EXERCISE ::
Extract each line bearing the word "title".

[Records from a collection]
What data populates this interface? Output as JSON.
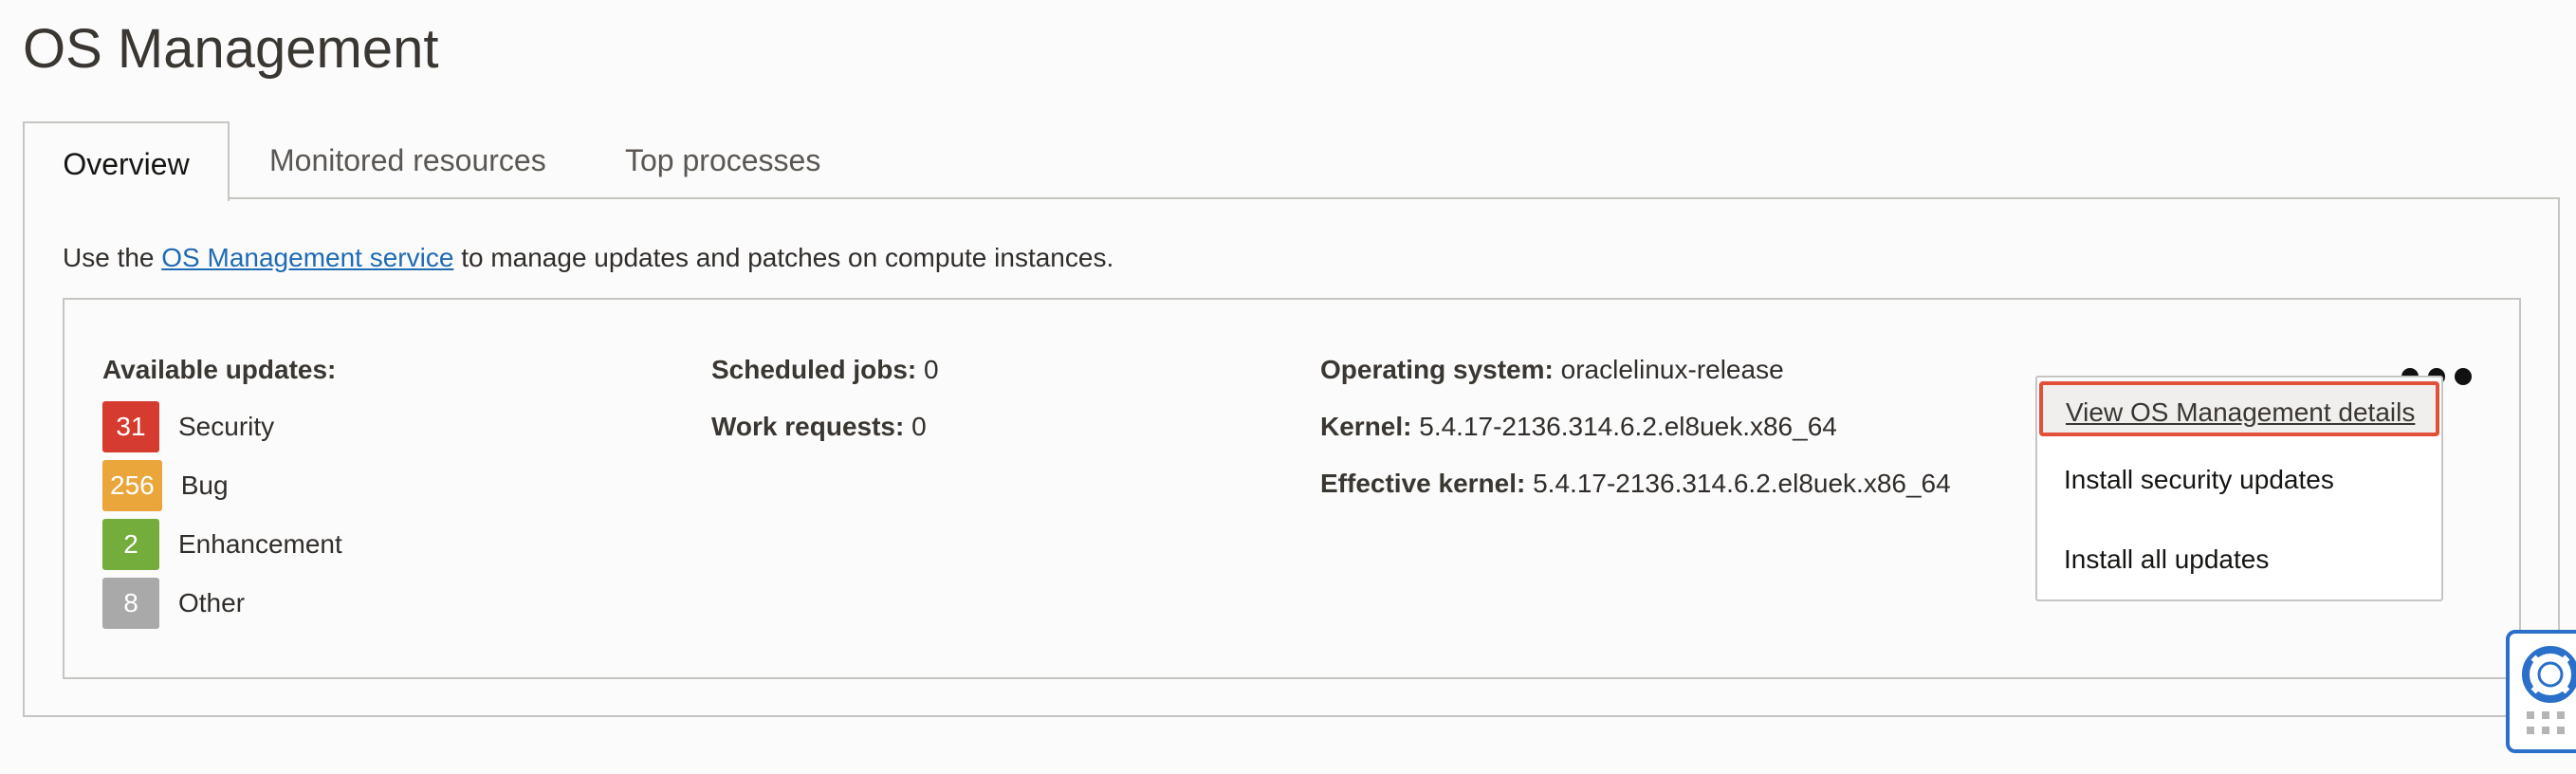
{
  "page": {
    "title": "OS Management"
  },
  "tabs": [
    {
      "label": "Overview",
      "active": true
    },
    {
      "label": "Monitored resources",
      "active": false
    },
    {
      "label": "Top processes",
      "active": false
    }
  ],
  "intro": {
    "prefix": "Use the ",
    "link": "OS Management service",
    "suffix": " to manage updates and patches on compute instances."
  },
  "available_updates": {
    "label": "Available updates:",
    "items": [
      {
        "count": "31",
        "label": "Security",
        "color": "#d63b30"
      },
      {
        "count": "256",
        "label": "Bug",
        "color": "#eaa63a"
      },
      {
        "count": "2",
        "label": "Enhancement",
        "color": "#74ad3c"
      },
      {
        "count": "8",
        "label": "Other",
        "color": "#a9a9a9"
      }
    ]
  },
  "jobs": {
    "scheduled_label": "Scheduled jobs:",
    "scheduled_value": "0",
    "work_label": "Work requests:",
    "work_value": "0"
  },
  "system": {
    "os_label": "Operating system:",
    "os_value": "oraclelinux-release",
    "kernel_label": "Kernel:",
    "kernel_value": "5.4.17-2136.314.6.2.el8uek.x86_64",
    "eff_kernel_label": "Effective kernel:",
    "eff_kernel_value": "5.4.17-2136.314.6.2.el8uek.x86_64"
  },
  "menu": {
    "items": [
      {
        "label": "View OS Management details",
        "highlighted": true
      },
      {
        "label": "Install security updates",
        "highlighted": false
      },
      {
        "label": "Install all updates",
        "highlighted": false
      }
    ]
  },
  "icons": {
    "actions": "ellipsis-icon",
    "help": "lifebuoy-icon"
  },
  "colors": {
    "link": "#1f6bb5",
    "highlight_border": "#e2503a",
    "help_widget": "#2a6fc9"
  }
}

* * *

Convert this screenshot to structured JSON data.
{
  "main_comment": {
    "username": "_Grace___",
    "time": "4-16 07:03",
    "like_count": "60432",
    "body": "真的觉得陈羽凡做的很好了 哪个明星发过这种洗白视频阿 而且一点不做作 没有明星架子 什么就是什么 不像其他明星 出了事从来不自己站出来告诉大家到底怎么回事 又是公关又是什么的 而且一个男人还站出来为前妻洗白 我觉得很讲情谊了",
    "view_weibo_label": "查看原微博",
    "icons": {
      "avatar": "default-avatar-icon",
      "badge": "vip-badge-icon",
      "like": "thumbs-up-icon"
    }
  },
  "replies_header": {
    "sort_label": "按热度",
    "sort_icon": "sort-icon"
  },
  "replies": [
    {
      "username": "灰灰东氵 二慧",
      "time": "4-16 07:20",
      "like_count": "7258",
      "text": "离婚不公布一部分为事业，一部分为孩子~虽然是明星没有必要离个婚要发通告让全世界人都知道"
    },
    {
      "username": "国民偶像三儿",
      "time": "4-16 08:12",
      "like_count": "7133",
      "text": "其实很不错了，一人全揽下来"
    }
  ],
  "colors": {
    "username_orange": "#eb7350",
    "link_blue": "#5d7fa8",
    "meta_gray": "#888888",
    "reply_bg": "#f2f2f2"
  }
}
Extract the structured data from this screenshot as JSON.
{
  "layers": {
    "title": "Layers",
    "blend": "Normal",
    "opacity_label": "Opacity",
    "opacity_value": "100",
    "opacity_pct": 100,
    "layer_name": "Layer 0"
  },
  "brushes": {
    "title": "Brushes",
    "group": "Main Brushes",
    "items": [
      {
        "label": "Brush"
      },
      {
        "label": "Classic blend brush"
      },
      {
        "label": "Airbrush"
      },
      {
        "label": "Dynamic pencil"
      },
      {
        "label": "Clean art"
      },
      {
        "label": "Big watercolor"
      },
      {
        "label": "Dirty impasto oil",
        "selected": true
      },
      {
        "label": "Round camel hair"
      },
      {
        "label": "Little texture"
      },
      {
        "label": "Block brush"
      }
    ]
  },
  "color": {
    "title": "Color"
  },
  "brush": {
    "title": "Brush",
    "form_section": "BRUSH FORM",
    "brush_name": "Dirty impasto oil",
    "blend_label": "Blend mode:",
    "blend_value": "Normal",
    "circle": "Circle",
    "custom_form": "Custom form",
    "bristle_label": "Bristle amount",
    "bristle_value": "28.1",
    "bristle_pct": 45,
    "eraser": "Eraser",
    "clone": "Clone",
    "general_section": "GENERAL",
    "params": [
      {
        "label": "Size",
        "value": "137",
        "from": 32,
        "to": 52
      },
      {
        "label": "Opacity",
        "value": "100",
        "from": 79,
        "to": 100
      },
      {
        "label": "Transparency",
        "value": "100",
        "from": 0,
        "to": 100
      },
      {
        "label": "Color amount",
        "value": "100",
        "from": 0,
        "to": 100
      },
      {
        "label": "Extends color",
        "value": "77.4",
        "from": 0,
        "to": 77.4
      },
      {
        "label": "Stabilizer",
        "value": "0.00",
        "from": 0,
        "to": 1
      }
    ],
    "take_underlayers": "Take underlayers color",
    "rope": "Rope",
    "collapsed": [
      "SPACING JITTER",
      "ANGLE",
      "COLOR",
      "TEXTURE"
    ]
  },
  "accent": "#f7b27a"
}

RESULT OF THIS EXERCISE ::
    "title": "OS Management"
    "title": "Layers",
    "title": "Brushes",
    "title": "Color"
    "title": "Brush",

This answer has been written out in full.